Extrait de page:
++++++++++++++++++++

Pour la première partie, j’avais la possibilité de faire boucler certains passages, car la musique présentait des répétitions. En terme de temps, je pouvais donc faire de l’animation traditionnelle en dessinant toutes les images, technique très chronophage mais que j’aime particulièrement. La musique était très rythmée, j’ai donc essayé de caler les images sur ce rythme pour garder l’esprit très dansant de cette partie. Au niveau des éléments dessinés, je suis restée assez proche de ce qui est raconté dans les paroles, des choses très concrètes sur l’expérience de Pauline.

La deuxième partie est plus vaporeuse au niveau de la musique, et plus abstraite et poétique au niveau des paroles. Je voulais exprimer ce sentiment de flottement, de lâcher prise qu’on peut ressentir lors d’une rencontre. J’ai donc choisi d’utiliser un logiciel d’animation qui me permettait d’avoir des mouvements plus lents et fluides que pour la première partie. C’était aussi un moyen d’accélérer mon rythme de production des animations : j’avais 5 semaines pour réaliser un clip qui dure presque cinq minutes, un sacré défi ! Les couleurs sont également différentes. Pour la première partie, j’ai choisi une palette de couleurs très précise, pour la deuxième, j’ai voulu créer un univers plus psychédélique, l’éventail de couleurs est beaucoup plus large.

++++++++++++++++++++

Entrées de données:
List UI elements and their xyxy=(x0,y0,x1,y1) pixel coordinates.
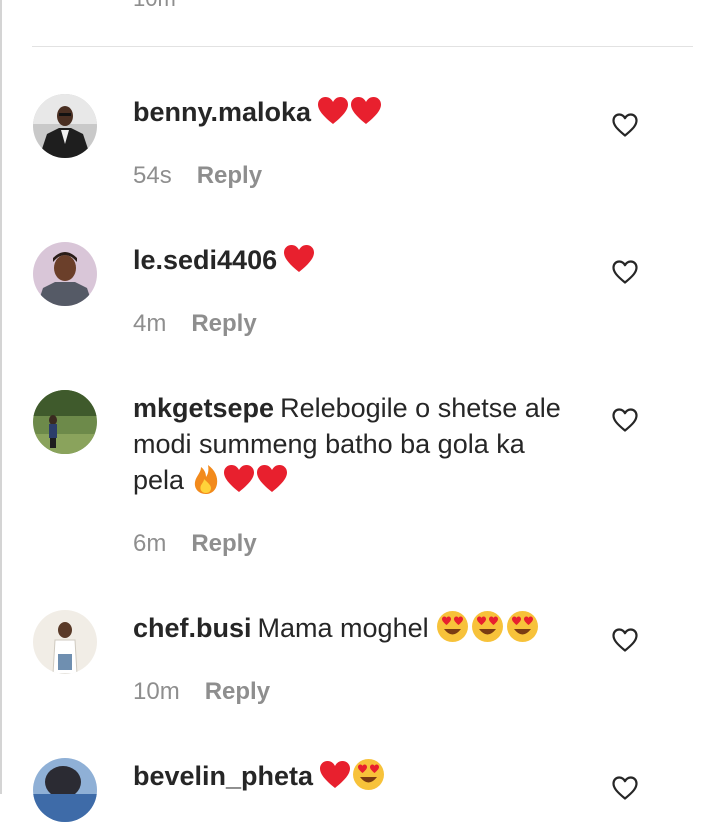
comment-meta: 10m Reply xyxy=(133,678,270,706)
like-heart-icon[interactable] xyxy=(611,112,639,138)
like-heart-icon[interactable] xyxy=(611,259,639,285)
window-left-border xyxy=(0,0,2,794)
red-heart-icon xyxy=(318,97,349,124)
previous-comment-timestamp: 10m xyxy=(133,0,176,12)
like-heart-icon[interactable] xyxy=(611,775,639,801)
comment-username[interactable]: le.sedi4406 xyxy=(133,245,277,275)
comment-body: benny.maloka xyxy=(133,94,583,130)
comment-body: bevelin_pheta xyxy=(133,758,583,794)
comment-timestamp: 10m xyxy=(133,678,180,705)
avatar[interactable] xyxy=(33,242,97,306)
comment-username[interactable]: chef.busi xyxy=(133,613,252,643)
reply-button[interactable]: Reply xyxy=(191,310,256,338)
avatar[interactable] xyxy=(33,94,97,158)
red-heart-icon xyxy=(284,245,315,272)
comment-timestamp: 6m xyxy=(133,530,167,557)
heart-eyes-icon xyxy=(472,611,504,642)
reply-button[interactable]: Reply xyxy=(197,162,262,190)
section-divider xyxy=(32,46,693,47)
comment-username[interactable]: mkgetsepe xyxy=(133,393,274,423)
avatar[interactable] xyxy=(33,610,97,674)
comment-username[interactable]: bevelin_pheta xyxy=(133,761,313,791)
fire-icon xyxy=(194,465,217,494)
comment-meta: 6m Reply xyxy=(133,530,257,558)
comment-body: le.sedi4406 xyxy=(133,242,583,278)
comment-username[interactable]: benny.maloka xyxy=(133,97,311,127)
red-heart-icon xyxy=(320,761,351,788)
avatar[interactable] xyxy=(33,758,97,822)
comment-body: mkgetsepe Relebogile o shetse ale modi su… xyxy=(133,390,583,498)
like-heart-icon[interactable] xyxy=(611,407,639,433)
red-heart-icon xyxy=(351,97,382,124)
red-heart-icon xyxy=(223,465,254,492)
avatar[interactable] xyxy=(33,390,97,454)
reply-button[interactable]: Reply xyxy=(191,530,256,558)
comment-timestamp: 54s xyxy=(133,162,172,189)
heart-eyes-icon xyxy=(507,611,539,642)
red-heart-icon xyxy=(256,465,287,492)
heart-eyes-icon xyxy=(437,611,469,642)
comment-body: chef.busi Mama moghel xyxy=(133,610,583,646)
comment-meta: 54s Reply xyxy=(133,162,262,190)
heart-eyes-icon xyxy=(353,759,385,790)
comment-timestamp: 4m xyxy=(133,310,167,337)
comment-text: Mama moghel xyxy=(257,613,429,643)
like-heart-icon[interactable] xyxy=(611,627,639,653)
reply-button[interactable]: Reply xyxy=(205,678,270,706)
comment-meta: 4m Reply xyxy=(133,310,257,338)
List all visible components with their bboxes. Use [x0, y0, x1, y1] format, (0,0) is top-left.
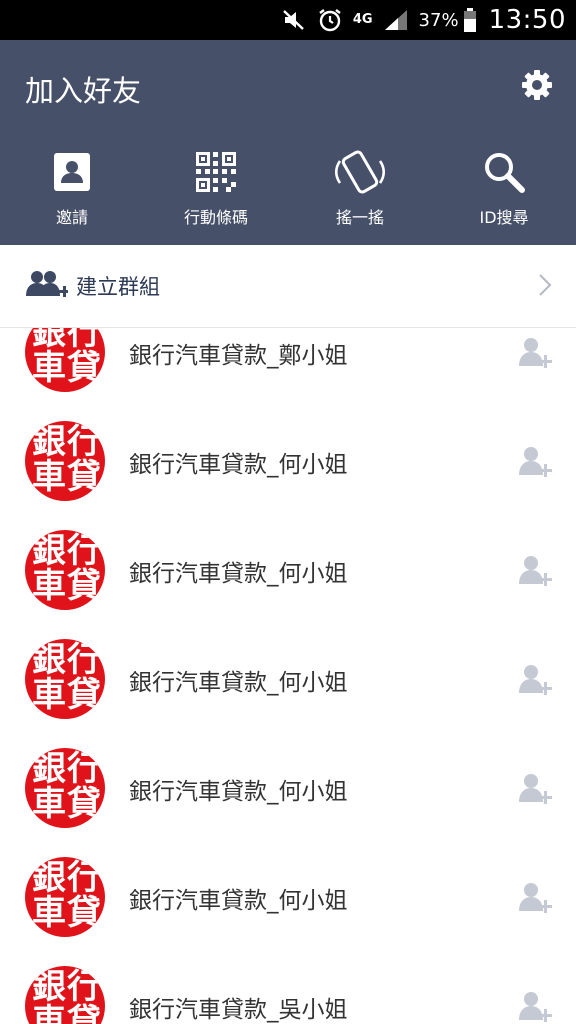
- shake-phone-icon: [332, 150, 388, 194]
- contacts-icon: [53, 150, 91, 194]
- avatar-char: 行: [67, 422, 101, 462]
- contact-name: 銀行汽車貸款_何小姐: [129, 561, 348, 587]
- avatar-char: 車: [32, 784, 66, 824]
- avatar-char: 貸: [67, 893, 101, 933]
- settings-button[interactable]: [520, 68, 554, 102]
- create-group-row[interactable]: 建立群組: [0, 245, 576, 328]
- avatar-char: 銀: [32, 749, 66, 789]
- avatar: 銀 行 車 貸: [25, 328, 105, 392]
- tool-invite[interactable]: 邀請: [0, 150, 144, 230]
- contact-name: 銀行汽車貸款_吳小姐: [129, 997, 348, 1023]
- alarm-icon: [317, 7, 343, 33]
- tool-label: 邀請: [55, 208, 88, 227]
- create-group-label: 建立群組: [76, 275, 160, 299]
- avatar-char: 銀: [32, 640, 66, 680]
- add-friend-tools: 邀請 行動條碼 搖一搖 ID搜尋: [0, 150, 576, 230]
- gear-icon: [522, 70, 552, 100]
- battery-icon: [463, 8, 477, 32]
- add-friend-icon: [519, 992, 552, 1022]
- tool-shake[interactable]: 搖一搖: [288, 150, 432, 230]
- avatar-char: 車: [32, 457, 66, 497]
- avatar-char: 貸: [67, 457, 101, 497]
- header: 加入好友 邀請 行動條碼 搖一搖 ID搜尋: [0, 40, 576, 245]
- add-friend-button[interactable]: [518, 990, 552, 1024]
- list-item[interactable]: 銀 行 車 貸 銀行汽車貸款_何小姐: [0, 734, 576, 843]
- avatar-char: 行: [67, 531, 101, 571]
- add-friend-icon: [519, 665, 552, 695]
- avatar-char: 車: [32, 566, 66, 606]
- avatar-char: 行: [67, 640, 101, 680]
- add-friend-button[interactable]: [518, 445, 552, 479]
- search-results-list[interactable]: 銀 行 車 貸 銀行汽車貸款_鄭小姐 銀 行 車 貸 銀行汽車貸款_何小姐 銀 …: [0, 328, 576, 1024]
- avatar-char: 銀: [32, 967, 66, 1007]
- list-item[interactable]: 銀 行 車 貸 銀行汽車貸款_何小姐: [0, 516, 576, 625]
- list-item[interactable]: 銀 行 車 貸 銀行汽車貸款_鄭小姐: [0, 328, 576, 407]
- add-friend-button[interactable]: [518, 554, 552, 588]
- status-icons: 4G 37% 13:50: [271, 0, 566, 40]
- status-bar: 4G 37% 13:50: [0, 0, 576, 40]
- add-friend-button[interactable]: [518, 336, 552, 370]
- avatar-char: 銀: [32, 531, 66, 571]
- avatar-char: 貸: [67, 348, 101, 388]
- signal-icon: [383, 8, 409, 32]
- network-type: 4G: [352, 12, 373, 27]
- avatar: 銀 行 車 貸: [25, 639, 105, 719]
- avatar-char: 貸: [67, 566, 101, 606]
- avatar-char: 貸: [67, 784, 101, 824]
- list-item[interactable]: 銀 行 車 貸 銀行汽車貸款_何小姐: [0, 843, 576, 952]
- tool-label: 行動條碼: [183, 208, 248, 227]
- avatar-char: 車: [32, 675, 66, 715]
- add-friend-icon: [519, 338, 552, 368]
- avatar-char: 車: [32, 1002, 66, 1024]
- avatar: 銀 行 車 貸: [25, 857, 105, 937]
- add-friend-icon: [519, 447, 552, 477]
- avatar: 銀 行 車 貸: [25, 530, 105, 610]
- contact-name: 銀行汽車貸款_鄭小姐: [129, 343, 348, 369]
- avatar-char: 銀: [32, 422, 66, 462]
- clock: 13:50: [488, 5, 566, 35]
- avatar-char: 行: [67, 749, 101, 789]
- avatar-char: 貸: [67, 1002, 101, 1024]
- avatar-char: 車: [32, 893, 66, 933]
- contact-name: 銀行汽車貸款_何小姐: [129, 779, 348, 805]
- tool-label: 搖一搖: [335, 208, 384, 227]
- avatar-char: 行: [67, 858, 101, 898]
- add-friend-button[interactable]: [518, 881, 552, 915]
- avatar-char: 行: [67, 967, 101, 1007]
- list-item[interactable]: 銀 行 車 貸 銀行汽車貸款_吳小姐: [0, 952, 576, 1024]
- tool-label: ID搜尋: [479, 208, 529, 227]
- avatar: 銀 行 車 貸: [25, 748, 105, 828]
- contact-name: 銀行汽車貸款_何小姐: [129, 888, 348, 914]
- chevron-right-icon: [539, 274, 552, 296]
- add-friend-icon: [519, 883, 552, 913]
- avatar-char: 銀: [32, 858, 66, 898]
- battery-percent: 37%: [418, 9, 459, 31]
- add-friend-icon: [519, 556, 552, 586]
- avatar: 銀 行 車 貸: [25, 421, 105, 501]
- avatar: 銀 行 車 貸: [25, 966, 105, 1024]
- avatar-char: 貸: [67, 675, 101, 715]
- add-friend-button[interactable]: [518, 663, 552, 697]
- add-group-icon: [26, 271, 68, 297]
- list-item[interactable]: 銀 行 車 貸 銀行汽車貸款_何小姐: [0, 407, 576, 516]
- tool-id-search[interactable]: ID搜尋: [432, 150, 576, 230]
- tool-qr-code[interactable]: 行動條碼: [144, 150, 288, 230]
- avatar-char: 車: [32, 348, 66, 388]
- add-friend-button[interactable]: [518, 772, 552, 806]
- page-title: 加入好友: [25, 74, 142, 108]
- add-friend-icon: [519, 774, 552, 804]
- mute-icon: [281, 8, 307, 32]
- contact-name: 銀行汽車貸款_何小姐: [129, 670, 348, 696]
- search-icon: [483, 150, 525, 194]
- qr-code-icon: [196, 150, 236, 194]
- contact-name: 銀行汽車貸款_何小姐: [129, 452, 348, 478]
- list-item[interactable]: 銀 行 車 貸 銀行汽車貸款_何小姐: [0, 625, 576, 734]
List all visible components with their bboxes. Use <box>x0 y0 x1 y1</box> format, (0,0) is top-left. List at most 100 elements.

++++++++++++++++++++

Consignes de l'exercice:
1. Pouvez-vous reproduire fidèlement le passage du texte sur la réalisation du clip animé qui commence par "Pour la première partie, j’avais" et se poursuit jusqu'à "l’expérience de Pauline." ?
2. Pouvez-vous prolonger le texte sur la réalisation du clip animé à partir de l'endroit où il s'arrête ?
Ce matériel provient d'une autre source.

Réponses:
1.
Pour la première partie, j’avais la possibilité de faire boucler certains passages, car la musique présentait des répétitions. En terme de temps, je pouvais donc faire de l’animation traditionnelle en dessinant toutes les images, technique très chronophage mais que j’aime particulièrement. La musique était très rythmée, j’ai donc essayé de caler les images sur ce rythme pour garder l’esprit très dansant de cette partie. Au niveau des éléments dessinés, je suis restée assez proche de ce qui est raconté dans les paroles, des choses très concrètes sur l’expérience de Pauline.

2.
Quelle est ta relation à l’animation ? Avais-tu déjà réalisé des clips avant celui-ci ?

J’entretiens une relation un peu amour-haine avec l’animation ! J’adore en faire, et en même temps j’aime que cela reste assez exceptionnel, car les périodes où je travaille sur de l’animation sont vraiment particulières, ça occupe vite tout mon temps et mon esprit, les moments de repos n’en sont jamais vraiment. C’est un travail très minutieux et parfois assez prise de tête, mais lorsque je vois le résultat, c’est hyper satisfaisant. Il y a quelque chose de vraiment intense, surtout avec l’animation traditionnelle. Je n’avais jamais réalisé de clip, mais j’avais réalisé il y a quelques années une petite animation pour Adult Swim, qui était projetée sur scène lors d’un festival de musique qu’ils organisaient à Los Angeles. C’était un super projet, et je suis vraiment contente d’avoir remis un pied dans l’animation, je n’en avais plus vraiment fait depuis.

Le clip de quel.le artiste rêverais-tu de réaliser ?

Je n’ai pas grand chose qui me vienne en tête, mais je serais bien sûr très contente si un autre projet de ce genre se représentait. J’aimerais expérimenter d’autres choses en animation, comme des choses projetées, immersives, des installations ect… J’adorerais par exemple faire des animations qui seraient projetées sur scène pendant le concert d’un groupe, ce serait vraiment un rêve !

RIVE – Rêver grand

ILLUSTRATION / ANIMATION : CLARA LIU

Hello Clara ! Le clip de « Rêver grand » est très poétique, peux-tu nous parler de la phase de réflexion quant à sa narration ?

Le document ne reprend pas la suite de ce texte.